> **Exercise instructions**: Where a line below holds the string "Home", copy that line.

> **Excerpted data**:
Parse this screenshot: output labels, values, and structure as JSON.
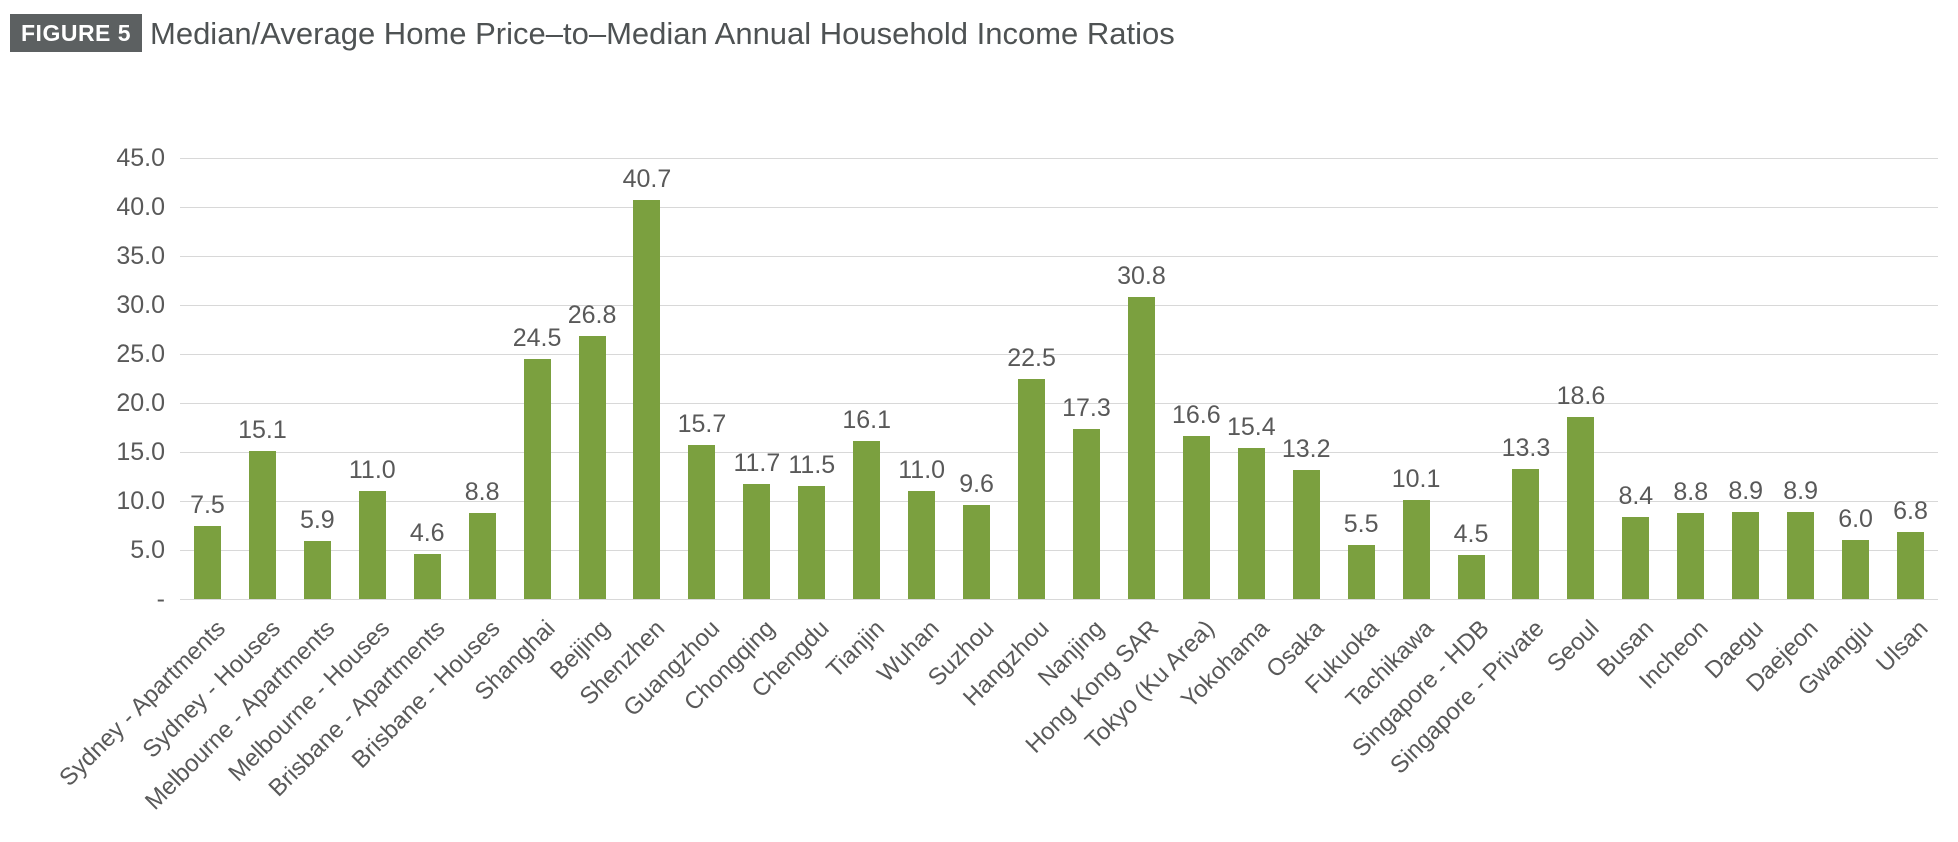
{
  "figure": {
    "badge": "FIGURE 5",
    "title": "Median/Average Home Price–to–Median Annual Household Income Ratios"
  },
  "chart_data": {
    "type": "bar",
    "title": "Median/Average Home Price–to–Median Annual Household Income Ratios",
    "categories": [
      "Sydney - Apartments",
      "Sydney - Houses",
      "Melbourne - Apartments",
      "Melbourne - Houses",
      "Brisbane - Apartments",
      "Brisbane - Houses",
      "Shanghai",
      "Beijing",
      "Shenzhen",
      "Guangzhou",
      "Chongqing",
      "Chengdu",
      "Tianjin",
      "Wuhan",
      "Suzhou",
      "Hangzhou",
      "Nanjing",
      "Hong Kong SAR",
      "Tokyo (Ku Area)",
      "Yokohama",
      "Osaka",
      "Fukuoka",
      "Tachikawa",
      "Singapore - HDB",
      "Singapore - Private",
      "Seoul",
      "Busan",
      "Incheon",
      "Daegu",
      "Daejeon",
      "Gwangju",
      "Ulsan"
    ],
    "values": [
      7.5,
      15.1,
      5.9,
      11.0,
      4.6,
      8.8,
      24.5,
      26.8,
      40.7,
      15.7,
      11.7,
      11.5,
      16.1,
      11.0,
      9.6,
      22.5,
      17.3,
      30.8,
      16.6,
      15.4,
      13.2,
      5.5,
      10.1,
      4.5,
      13.3,
      18.6,
      8.4,
      8.8,
      8.9,
      8.9,
      6.0,
      6.8
    ],
    "value_labels": [
      "7.5",
      "15.1",
      "5.9",
      "11.0",
      "4.6",
      "8.8",
      "24.5",
      "26.8",
      "40.7",
      "15.7",
      "11.7",
      "11.5",
      "16.1",
      "11.0",
      "9.6",
      "22.5",
      "17.3",
      "30.8",
      "16.6",
      "15.4",
      "13.2",
      "5.5",
      "10.1",
      "4.5",
      "13.3",
      "18.6",
      "8.4",
      "8.8",
      "8.9",
      "8.9",
      "6.0",
      "6.8"
    ],
    "xlabel": "",
    "ylabel": "",
    "ylim": [
      0,
      45
    ],
    "yticks": [
      {
        "label": "45.0",
        "value": 45
      },
      {
        "label": "40.0",
        "value": 40
      },
      {
        "label": "35.0",
        "value": 35
      },
      {
        "label": "30.0",
        "value": 30
      },
      {
        "label": "25.0",
        "value": 25
      },
      {
        "label": "20.0",
        "value": 20
      },
      {
        "label": "15.0",
        "value": 15
      },
      {
        "label": "10.0",
        "value": 10
      },
      {
        "label": "5.0",
        "value": 5
      },
      {
        "label": "-",
        "value": 0
      }
    ],
    "grid": true,
    "legend": false,
    "bar_color": "#7BA03F",
    "grid_color": "#D8D8D8",
    "label_color": "#595959",
    "title_color": "#4E5253",
    "badge_bg": "#5C6061",
    "badge_text_color": "#FFFFFF"
  }
}
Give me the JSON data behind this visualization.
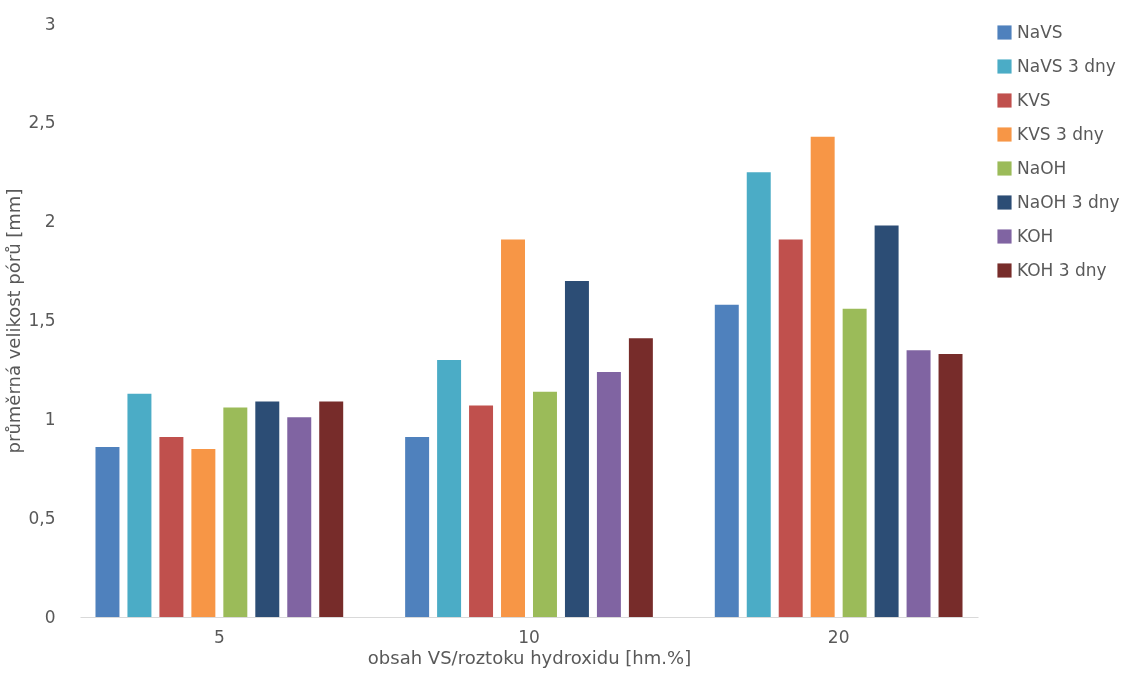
{
  "chart_data": {
    "type": "bar",
    "xlabel": "obsah VS/roztoku hydroxidu [hm.%]",
    "ylabel": "průměrná velikost pórů [mm]",
    "categories": [
      "5",
      "10",
      "20"
    ],
    "series": [
      {
        "name": "NaVS",
        "color": "#4f81bd",
        "values": [
          0.86,
          0.91,
          1.58
        ]
      },
      {
        "name": "NaVS 3 dny",
        "color": "#4bacc6",
        "values": [
          1.13,
          1.3,
          2.25
        ]
      },
      {
        "name": "KVS",
        "color": "#c0504d",
        "values": [
          0.91,
          1.07,
          1.91
        ]
      },
      {
        "name": "KVS 3 dny",
        "color": "#f79646",
        "values": [
          0.85,
          1.91,
          2.43
        ]
      },
      {
        "name": "NaOH",
        "color": "#9bbb59",
        "values": [
          1.06,
          1.14,
          1.56
        ]
      },
      {
        "name": "NaOH 3 dny",
        "color": "#2c4d75",
        "values": [
          1.09,
          1.7,
          1.98
        ]
      },
      {
        "name": "KOH",
        "color": "#8064a2",
        "values": [
          1.01,
          1.24,
          1.35
        ]
      },
      {
        "name": "KOH 3 dny",
        "color": "#772c2a",
        "values": [
          1.09,
          1.41,
          1.33
        ]
      }
    ],
    "ylim": [
      0,
      3
    ],
    "yticks": [
      0,
      {
        "value": 0.5,
        "label": "0,5"
      },
      1,
      {
        "value": 1.5,
        "label": "1,5"
      },
      2,
      {
        "value": 2.5,
        "label": "2,5"
      },
      3
    ],
    "grid": false,
    "legend": "right"
  }
}
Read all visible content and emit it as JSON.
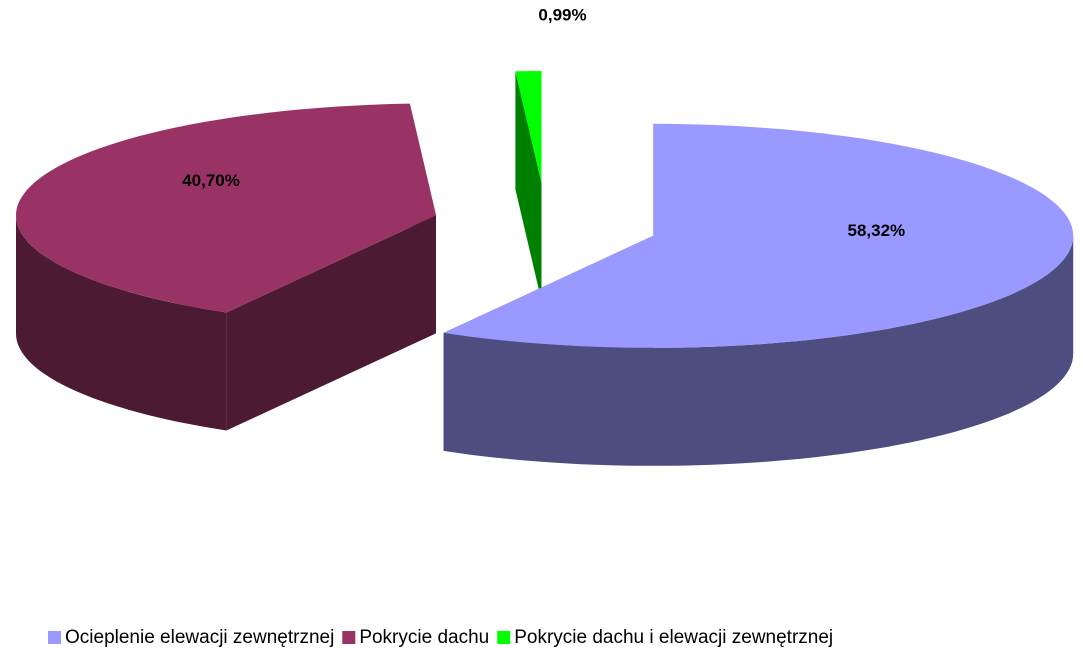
{
  "chart_data": {
    "type": "pie3d",
    "categories": [
      "Ocieplenie elewacji zewnętrznej",
      "Pokrycie dachu",
      "Pokrycie dachu i elewacji zewnętrznej"
    ],
    "values": [
      58.32,
      40.7,
      0.99
    ],
    "value_labels": [
      "58,32%",
      "40,70%",
      "0,99%"
    ],
    "colors": [
      "#9999ff",
      "#993366",
      "#00ff00"
    ],
    "exploded": true,
    "legend": "bottom"
  }
}
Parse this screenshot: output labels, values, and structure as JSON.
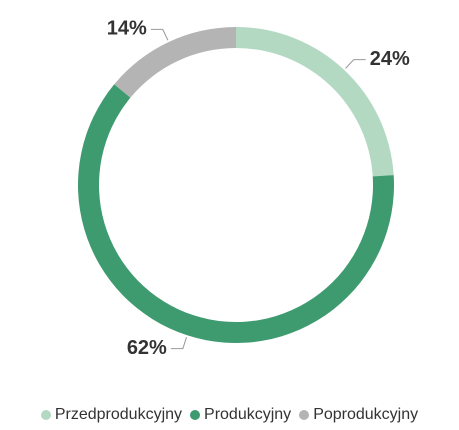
{
  "chart_data": {
    "type": "donut",
    "categories": [
      "Przedprodukcyjny",
      "Produkcyjny",
      "Poprodukcyjny"
    ],
    "values": [
      24,
      62,
      14
    ],
    "value_labels": [
      "24%",
      "62%",
      "14%"
    ],
    "colors": [
      "#b3d9c3",
      "#3e9a6f",
      "#b4b4b4"
    ],
    "legend": "bottom"
  }
}
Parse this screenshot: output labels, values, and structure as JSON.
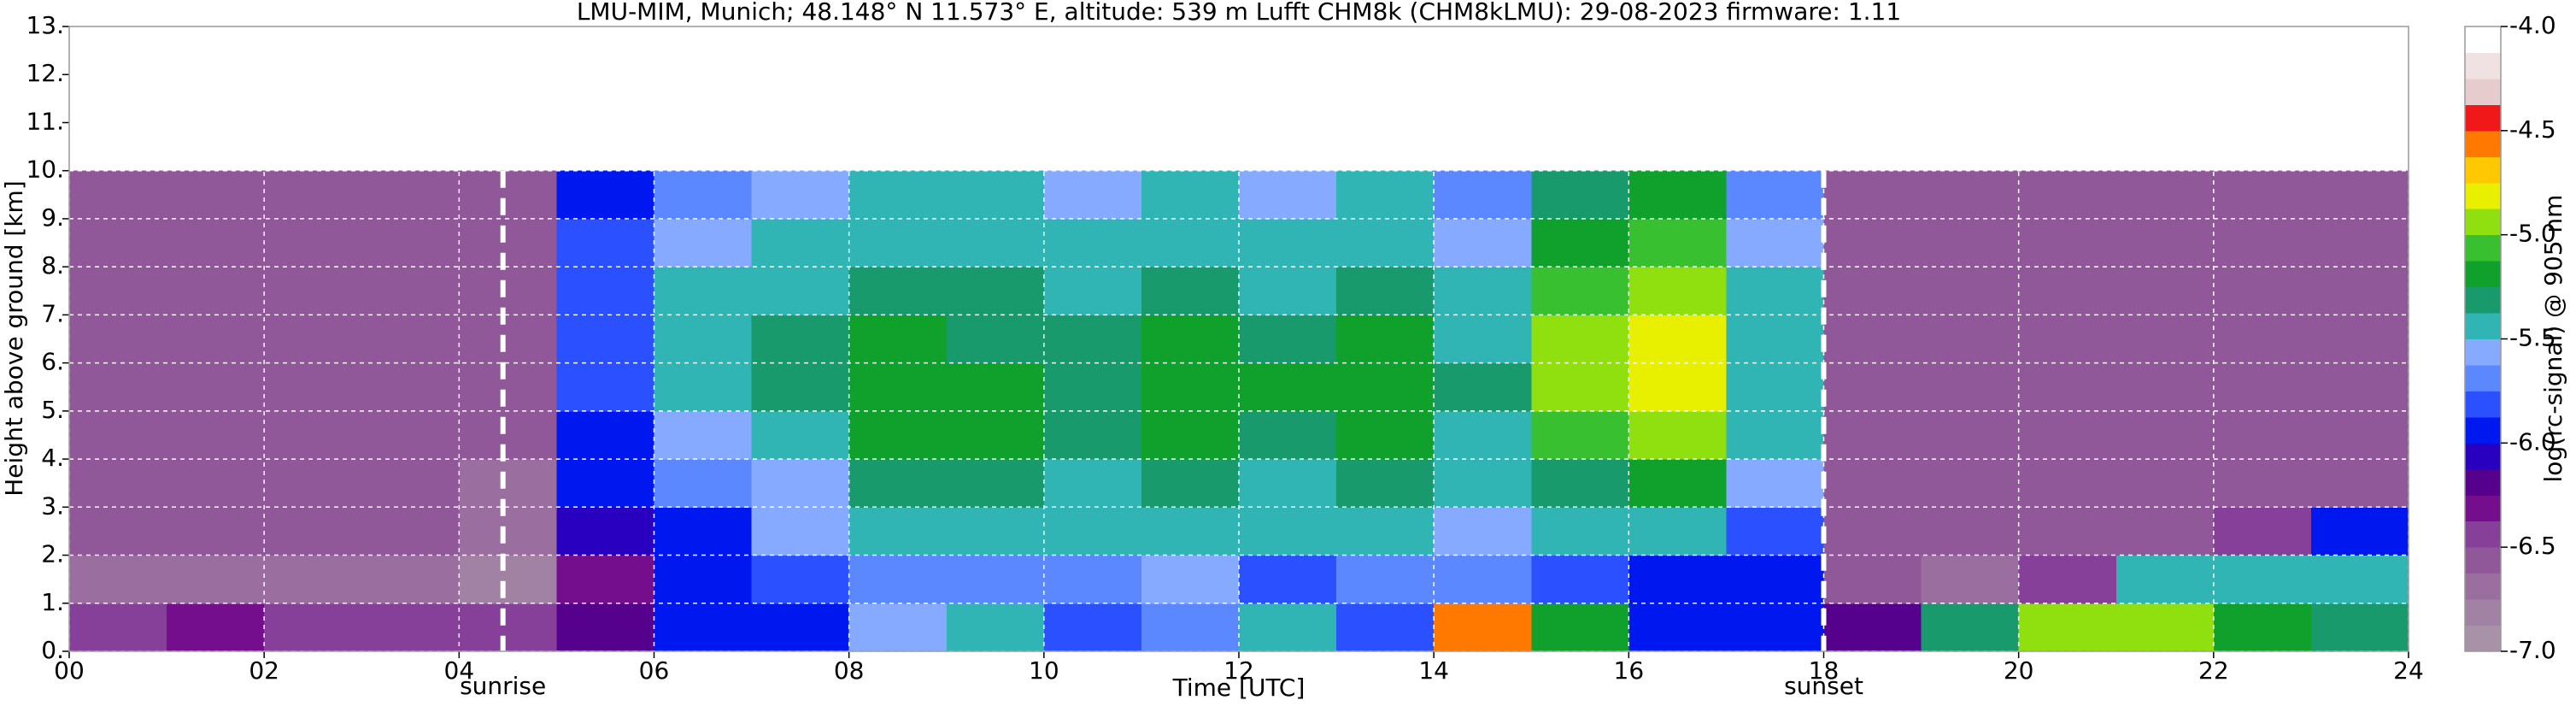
{
  "chart_data": {
    "type": "heatmap",
    "title": "LMU-MIM, Munich; 48.148° N 11.573° E, altitude: 539 m    Lufft CHM8k (CHM8kLMU): 29-08-2023    firmware: 1.11",
    "xlabel": "Time [UTC]",
    "ylabel": "Height above ground [km]",
    "colorbar_label": "log(rc-signal) @ 905 nm",
    "xlim": [
      0,
      24
    ],
    "xticks": [
      {
        "value": 0,
        "label": "00"
      },
      {
        "value": 2,
        "label": "02"
      },
      {
        "value": 4,
        "label": "04"
      },
      {
        "value": 6,
        "label": "06"
      },
      {
        "value": 8,
        "label": "08"
      },
      {
        "value": 10,
        "label": "10"
      },
      {
        "value": 12,
        "label": "12"
      },
      {
        "value": 14,
        "label": "14"
      },
      {
        "value": 16,
        "label": "16"
      },
      {
        "value": 18,
        "label": "18"
      },
      {
        "value": 20,
        "label": "20"
      },
      {
        "value": 22,
        "label": "22"
      },
      {
        "value": 24,
        "label": "24"
      }
    ],
    "ylim": [
      0,
      13
    ],
    "yticks": [
      {
        "value": 0,
        "label": "0."
      },
      {
        "value": 1,
        "label": "1."
      },
      {
        "value": 2,
        "label": "2."
      },
      {
        "value": 3,
        "label": "3."
      },
      {
        "value": 4,
        "label": "4."
      },
      {
        "value": 5,
        "label": "5."
      },
      {
        "value": 6,
        "label": "6."
      },
      {
        "value": 7,
        "label": "7."
      },
      {
        "value": 8,
        "label": "8."
      },
      {
        "value": 9,
        "label": "9."
      },
      {
        "value": 10,
        "label": "10."
      },
      {
        "value": 11,
        "label": "11."
      },
      {
        "value": 12,
        "label": "12."
      },
      {
        "value": 13,
        "label": "13."
      }
    ],
    "grid": true,
    "clim": [
      -7,
      -4
    ],
    "cticks": [
      {
        "value": -4,
        "label": "-4.0"
      },
      -4.5,
      {
        "value": -5,
        "label": "-5.0"
      },
      -5.5,
      {
        "value": -6,
        "label": "-6.0"
      },
      -6.5,
      {
        "value": -7,
        "label": "-7.0"
      }
    ],
    "colors": [
      "#a892a8",
      "#a282a4",
      "#9a6e9e",
      "#905898",
      "#86409a",
      "#740e8c",
      "#56008e",
      "#2a00c0",
      "#0018f0",
      "#2a50ff",
      "#5c88ff",
      "#86aaff",
      "#30b4b4",
      "#189a6c",
      "#10a02c",
      "#38c030",
      "#90e010",
      "#e8f000",
      "#ffc800",
      "#ff7800",
      "#f01818",
      "#e6cccc",
      "#f0e2e2",
      "#ffffff"
    ],
    "annotations": [
      {
        "text": "sunrise",
        "x": 4.45
      },
      {
        "text": "sunset",
        "x": 18
      }
    ],
    "xbins": [
      0,
      1,
      2,
      3,
      4,
      5,
      6,
      7,
      8,
      9,
      10,
      11,
      12,
      13,
      14,
      15,
      16,
      17,
      18,
      19,
      20,
      21,
      22,
      23,
      24
    ],
    "ybins": [
      0,
      1,
      2,
      3,
      4,
      5,
      6,
      7,
      8,
      9,
      10
    ],
    "z": [
      [
        -6.4,
        -6.3,
        -6.4,
        -6.4,
        -6.4,
        -6.2,
        -6.0,
        -5.9,
        -5.6,
        -5.5,
        -5.8,
        -5.7,
        -5.4,
        -5.8,
        -4.6,
        -5.2,
        -5.9,
        -6.0,
        -6.2,
        -5.3,
        -5.0,
        -5.0,
        -5.2,
        -5.3
      ],
      [
        -6.7,
        -6.7,
        -6.7,
        -6.7,
        -6.8,
        -6.3,
        -6.0,
        -5.8,
        -5.7,
        -5.7,
        -5.7,
        -5.6,
        -5.8,
        -5.7,
        -5.7,
        -5.8,
        -6.0,
        -6.0,
        -6.6,
        -6.7,
        -6.5,
        -5.5,
        -5.4,
        -5.4
      ],
      [
        -6.6,
        -6.6,
        -6.6,
        -6.6,
        -6.7,
        -6.1,
        -5.9,
        -5.6,
        -5.4,
        -5.4,
        -5.5,
        -5.4,
        -5.5,
        -5.4,
        -5.6,
        -5.5,
        -5.5,
        -5.8,
        -6.6,
        -6.6,
        -6.6,
        -6.6,
        -6.4,
        -5.9
      ],
      [
        -6.6,
        -6.6,
        -6.6,
        -6.6,
        -6.7,
        -6.0,
        -5.7,
        -5.6,
        -5.3,
        -5.3,
        -5.4,
        -5.3,
        -5.4,
        -5.3,
        -5.5,
        -5.3,
        -5.2,
        -5.6,
        -6.6,
        -6.6,
        -6.6,
        -6.6,
        -6.6,
        -6.6
      ],
      [
        -6.6,
        -6.6,
        -6.6,
        -6.6,
        -6.6,
        -5.9,
        -5.6,
        -5.4,
        -5.2,
        -5.2,
        -5.3,
        -5.2,
        -5.3,
        -5.2,
        -5.4,
        -5.1,
        -5.0,
        -5.5,
        -6.6,
        -6.6,
        -6.6,
        -6.6,
        -6.6,
        -6.6
      ],
      [
        -6.6,
        -6.6,
        -6.6,
        -6.6,
        -6.6,
        -5.8,
        -5.5,
        -5.3,
        -5.2,
        -5.2,
        -5.3,
        -5.2,
        -5.2,
        -5.2,
        -5.3,
        -5.0,
        -4.8,
        -5.4,
        -6.6,
        -6.6,
        -6.6,
        -6.6,
        -6.6,
        -6.6
      ],
      [
        -6.6,
        -6.6,
        -6.6,
        -6.6,
        -6.6,
        -5.8,
        -5.5,
        -5.3,
        -5.2,
        -5.3,
        -5.3,
        -5.2,
        -5.3,
        -5.2,
        -5.4,
        -5.0,
        -4.8,
        -5.4,
        -6.6,
        -6.6,
        -6.6,
        -6.6,
        -6.6,
        -6.6
      ],
      [
        -6.6,
        -6.6,
        -6.6,
        -6.6,
        -6.6,
        -5.8,
        -5.5,
        -5.4,
        -5.3,
        -5.3,
        -5.4,
        -5.3,
        -5.4,
        -5.3,
        -5.5,
        -5.1,
        -5.0,
        -5.5,
        -6.6,
        -6.6,
        -6.6,
        -6.6,
        -6.6,
        -6.6
      ],
      [
        -6.6,
        -6.6,
        -6.6,
        -6.6,
        -6.6,
        -5.8,
        -5.6,
        -5.5,
        -5.4,
        -5.4,
        -5.5,
        -5.4,
        -5.5,
        -5.4,
        -5.6,
        -5.2,
        -5.1,
        -5.6,
        -6.6,
        -6.6,
        -6.6,
        -6.6,
        -6.6,
        -6.6
      ],
      [
        -6.6,
        -6.6,
        -6.6,
        -6.6,
        -6.6,
        -5.9,
        -5.7,
        -5.6,
        -5.5,
        -5.5,
        -5.6,
        -5.5,
        -5.6,
        -5.5,
        -5.7,
        -5.3,
        -5.2,
        -5.7,
        -6.6,
        -6.6,
        -6.6,
        -6.6,
        -6.6,
        -6.6
      ]
    ]
  }
}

> **Result of this exercise**:
    "title": "Median/Average Home Price–to–Median Annual Household Income Ratios"
    "title": "Median/Average Home Price–to–Median Annual Household Income Ratios",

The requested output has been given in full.